* **Tarea**
Prolonga el texto sobre el experimento de los dos autos a partir de su última oración.

* **Fragmento del texto**

##############################

Por Candia Pili

Esta teoría, es un estudio. En 1969, en la Universidad de Stanford (EEUU), el Prof. Philip Zimbardo, realizó un experimento de psicología social.

En este estudio se ubicaron dos autos de gama media, alta, en lugares distintos de una cuidad. Uno de ellos en un lugar atropellado por el vandalismo, la destrucción y la falta de valores; y el otro auto en un barrio de clase media alta, con ideologías correctas y bases sólidas.

A los pocos días, el auto dejado en la oscuridad de esas calles bandalizadas, fue desmantelado. Comenzó con la rotura de un vidrio y siguió con cada parte del auto. Hasta que quedó solo su carcaza.

El auto que pusieron en un  barrio “amable” también tuvo la rotura de un vidrio, pero inmediatamente los vecinos hicieron la denuncia, se arregló ese vidrio y el vehículo no sufrió vandalismo, fue reparado y se prosiguió con la actuación judicial para ordenar la situación.

Traslademos eso a la vida diaria

Es tan claro. No importa la índole del vínculo.

##############################

* **Material extraído**
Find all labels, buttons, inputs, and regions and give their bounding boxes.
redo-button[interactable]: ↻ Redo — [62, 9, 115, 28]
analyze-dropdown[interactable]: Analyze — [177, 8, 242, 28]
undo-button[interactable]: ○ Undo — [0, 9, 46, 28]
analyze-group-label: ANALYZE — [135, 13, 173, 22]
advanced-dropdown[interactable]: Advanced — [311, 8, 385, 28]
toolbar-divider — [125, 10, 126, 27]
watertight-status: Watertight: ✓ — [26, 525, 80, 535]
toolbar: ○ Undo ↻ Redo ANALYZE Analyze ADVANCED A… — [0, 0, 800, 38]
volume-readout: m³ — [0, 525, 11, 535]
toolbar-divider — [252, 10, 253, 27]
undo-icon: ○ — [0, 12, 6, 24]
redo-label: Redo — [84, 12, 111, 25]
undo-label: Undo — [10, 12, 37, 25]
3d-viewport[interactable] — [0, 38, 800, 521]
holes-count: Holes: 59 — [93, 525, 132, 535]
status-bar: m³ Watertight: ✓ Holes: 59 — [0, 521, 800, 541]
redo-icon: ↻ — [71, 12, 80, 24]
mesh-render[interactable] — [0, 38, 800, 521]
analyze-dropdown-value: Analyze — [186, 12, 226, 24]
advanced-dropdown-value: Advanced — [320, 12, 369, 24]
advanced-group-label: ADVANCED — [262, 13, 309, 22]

##############################

* **Respuesta**
Cualquier relación que tiene sus bases sin estructura, sin valores, y donde se permite la “primer rotura de un vidrio”, (proyectemos eso a un corazón dañado por un acto de maldad, falta de respeto o desinterés, una relación laboral viciada,  a un entorno familiar sin hermandad), y no se repara en el momento,  es decir, no se habla, no se pide perdón,  no se revierte la situación y  se sigue repitiendo, se va, indefectiblemente,  en algún momento a terminar de romper.

Cuando un corazón se apaga,  cuando esa alma, queda “desmantelada” y ya no es posible repararla las consecuencias  tienden a ser “el fin de algo”.

Con esto, abrazo fervientemente la teoría de las ventanas rotas y pienso, que precioso poder ver el error propio, que maravilla saber pedir perdón a tiempo, que bonito reparar esa ventana rápido. 

La humildad,  el perdón y el don de la palabra, pueden salvar, relaciones, familias y corazones. Saber mirar el alma del otro, nos engrandece, nos humaniza y nos permite reparar.